*WHAT IS BEING ASKED*: Leave out the pictures and repeat every record exactly.

— BEGIN —

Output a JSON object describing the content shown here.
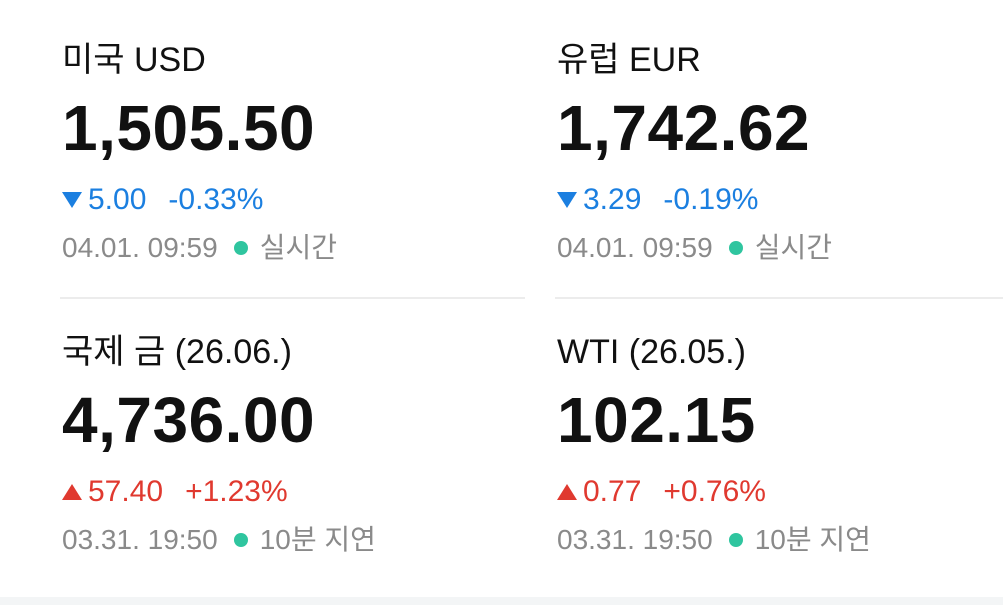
{
  "items": [
    {
      "name": "미국 USD",
      "price": "1,505.50",
      "direction": "down",
      "change": "5.00",
      "percent": "-0.33%",
      "time": "04.01. 09:59",
      "status": "실시간"
    },
    {
      "name": "유럽 EUR",
      "price": "1,742.62",
      "direction": "down",
      "change": "3.29",
      "percent": "-0.19%",
      "time": "04.01. 09:59",
      "status": "실시간"
    },
    {
      "name": "국제 금 (26.06.)",
      "price": "4,736.00",
      "direction": "up",
      "change": "57.40",
      "percent": "+1.23%",
      "time": "03.31. 19:50",
      "status": "10분 지연"
    },
    {
      "name": "WTI (26.05.)",
      "price": "102.15",
      "direction": "up",
      "change": "0.77",
      "percent": "+0.76%",
      "time": "03.31. 19:50",
      "status": "10분 지연"
    }
  ]
}
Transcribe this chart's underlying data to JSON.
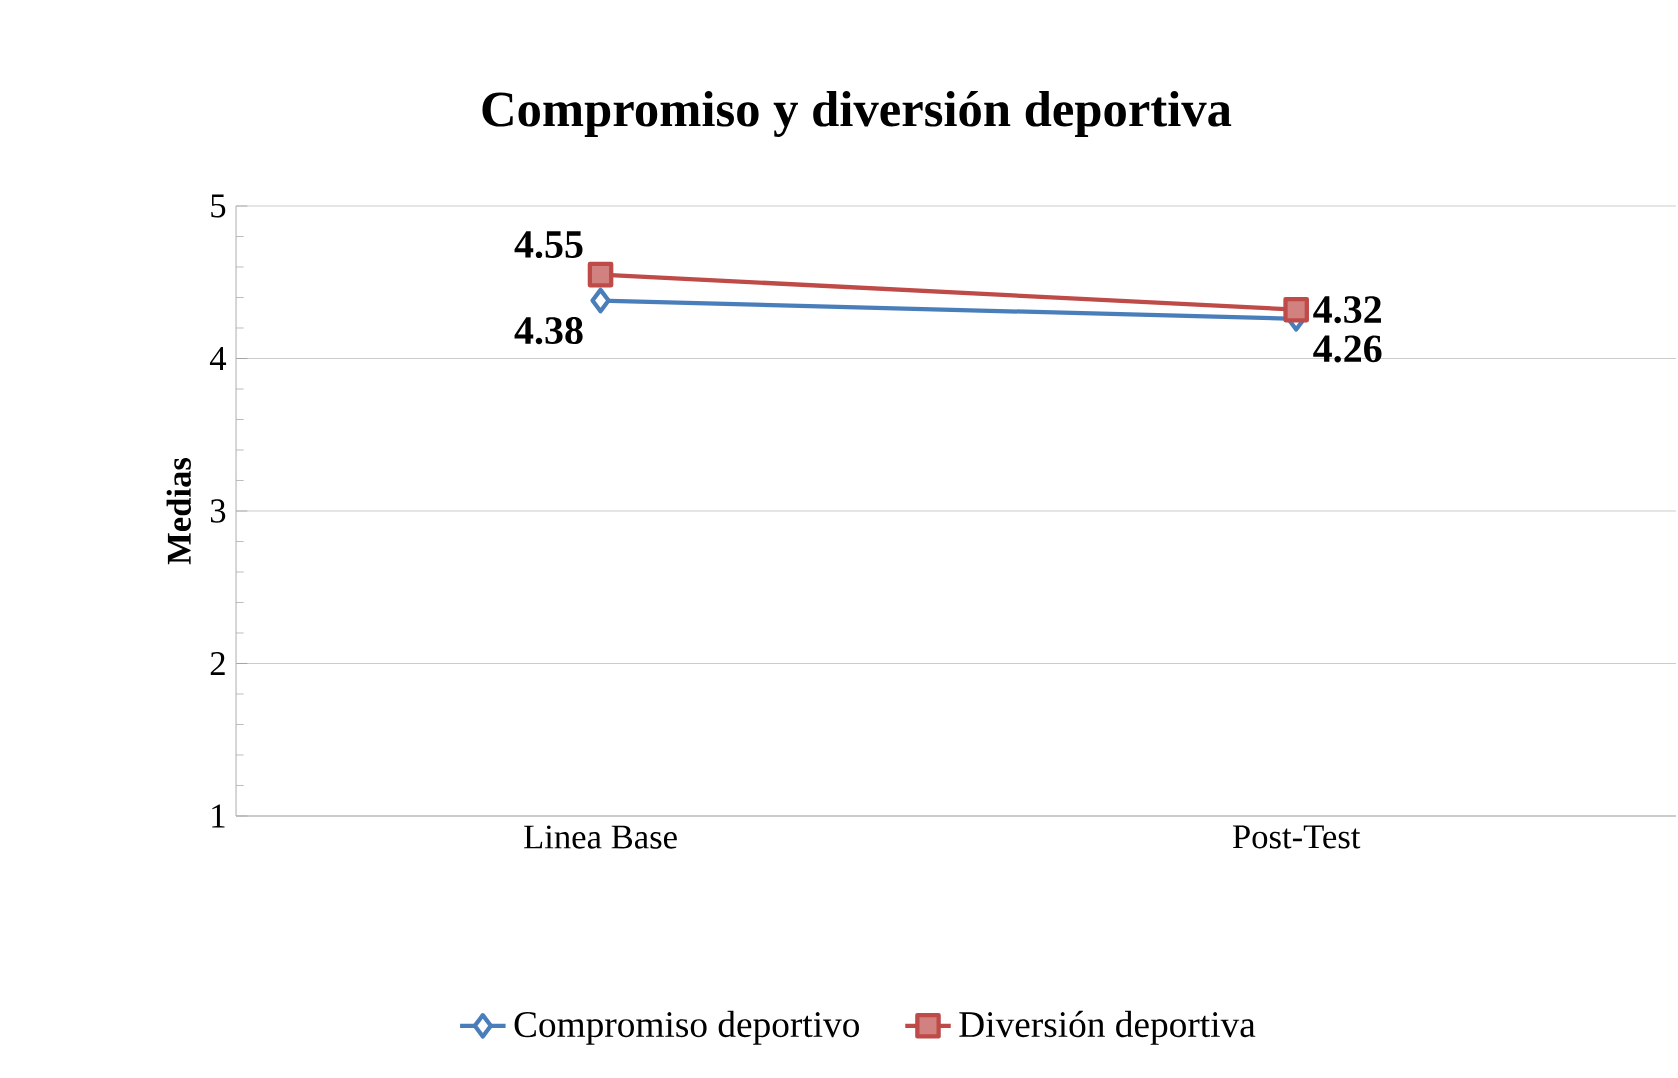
{
  "chart_data": {
    "type": "line",
    "title": "Compromiso y diversión deportiva",
    "ylabel": "Medias",
    "categories": [
      "Linea Base",
      "Post-Test"
    ],
    "series": [
      {
        "name": "Compromiso deportivo",
        "color": "#4a7ebb",
        "marker": "diamond",
        "values": [
          4.38,
          4.26
        ]
      },
      {
        "name": "Diversión deportiva",
        "color": "#be4b48",
        "marker": "square",
        "values": [
          4.55,
          4.32
        ]
      }
    ],
    "ylim": [
      1,
      5
    ],
    "yticks": [
      1,
      2,
      3,
      4,
      5
    ],
    "grid": "y",
    "legend": "bottom",
    "data_labels": true,
    "line_style": "solid"
  }
}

— END —

*RESULT OF THE EXERCISE*:
Output a JSON object describing the content shown here.
{
  "items": [
    {
      "name": "미국 USD",
      "price": "1,505.50",
      "direction": "down",
      "change": "5.00",
      "percent": "-0.33%",
      "time": "04.01. 09:59",
      "status": "실시간"
    },
    {
      "name": "유럽 EUR",
      "price": "1,742.62",
      "direction": "down",
      "change": "3.29",
      "percent": "-0.19%",
      "time": "04.01. 09:59",
      "status": "실시간"
    },
    {
      "name": "국제 금 (26.06.)",
      "price": "4,736.00",
      "direction": "up",
      "change": "57.40",
      "percent": "+1.23%",
      "time": "03.31. 19:50",
      "status": "10분 지연"
    },
    {
      "name": "WTI (26.05.)",
      "price": "102.15",
      "direction": "up",
      "change": "0.77",
      "percent": "+0.76%",
      "time": "03.31. 19:50",
      "status": "10분 지연"
    }
  ]
}
Transcribe this chart's underlying data to JSON.
{
  "chart_data": {
    "type": "line",
    "title": "Compromiso y diversión deportiva",
    "ylabel": "Medias",
    "categories": [
      "Linea Base",
      "Post-Test"
    ],
    "series": [
      {
        "name": "Compromiso deportivo",
        "color": "#4a7ebb",
        "marker": "diamond",
        "values": [
          4.38,
          4.26
        ]
      },
      {
        "name": "Diversión deportiva",
        "color": "#be4b48",
        "marker": "square",
        "values": [
          4.55,
          4.32
        ]
      }
    ],
    "ylim": [
      1,
      5
    ],
    "yticks": [
      1,
      2,
      3,
      4,
      5
    ],
    "grid": "y",
    "legend": "bottom",
    "data_labels": true,
    "line_style": "solid"
  }
}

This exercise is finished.